(Your instructions)
Please print all of the material below, word for word.

(Records to use)
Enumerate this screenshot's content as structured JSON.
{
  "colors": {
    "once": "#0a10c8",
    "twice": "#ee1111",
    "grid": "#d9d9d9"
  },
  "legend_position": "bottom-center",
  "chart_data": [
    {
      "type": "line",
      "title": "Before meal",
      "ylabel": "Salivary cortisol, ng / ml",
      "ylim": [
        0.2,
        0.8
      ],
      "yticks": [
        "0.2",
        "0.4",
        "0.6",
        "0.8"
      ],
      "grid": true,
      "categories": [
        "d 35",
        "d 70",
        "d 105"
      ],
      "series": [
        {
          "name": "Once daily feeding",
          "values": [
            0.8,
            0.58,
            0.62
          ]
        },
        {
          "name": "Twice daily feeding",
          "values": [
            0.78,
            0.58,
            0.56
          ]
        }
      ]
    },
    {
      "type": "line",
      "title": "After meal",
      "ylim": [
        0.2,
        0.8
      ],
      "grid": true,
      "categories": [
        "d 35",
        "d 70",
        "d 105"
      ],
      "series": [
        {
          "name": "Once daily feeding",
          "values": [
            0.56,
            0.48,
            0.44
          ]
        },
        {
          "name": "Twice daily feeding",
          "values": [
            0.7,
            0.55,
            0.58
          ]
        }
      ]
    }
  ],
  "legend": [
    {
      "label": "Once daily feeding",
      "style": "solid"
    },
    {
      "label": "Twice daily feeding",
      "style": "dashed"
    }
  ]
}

(Response to the exercise)
Enumerate this screenshot's content as structured JSON.
{
  "colors": {
    "once": "#0a10c8",
    "twice": "#ee1111",
    "grid": "#d9d9d9"
  },
  "legend_position": "bottom-center",
  "chart_data": [
    {
      "type": "line",
      "title": "Before meal",
      "ylabel": "Salivary cortisol, ng / ml",
      "ylim": [
        0.2,
        0.8
      ],
      "yticks": [
        "0.2",
        "0.4",
        "0.6",
        "0.8"
      ],
      "grid": true,
      "categories": [
        "d 35",
        "d 70",
        "d 105"
      ],
      "series": [
        {
          "name": "Once daily feeding",
          "values": [
            0.8,
            0.58,
            0.62
          ]
        },
        {
          "name": "Twice daily feeding",
          "values": [
            0.78,
            0.58,
            0.56
          ]
        }
      ]
    },
    {
      "type": "line",
      "title": "After meal",
      "ylim": [
        0.2,
        0.8
      ],
      "grid": true,
      "categories": [
        "d 35",
        "d 70",
        "d 105"
      ],
      "series": [
        {
          "name": "Once daily feeding",
          "values": [
            0.56,
            0.48,
            0.44
          ]
        },
        {
          "name": "Twice daily feeding",
          "values": [
            0.7,
            0.55,
            0.58
          ]
        }
      ]
    }
  ],
  "legend": [
    {
      "label": "Once daily feeding",
      "style": "solid"
    },
    {
      "label": "Twice daily feeding",
      "style": "dashed"
    }
  ]
}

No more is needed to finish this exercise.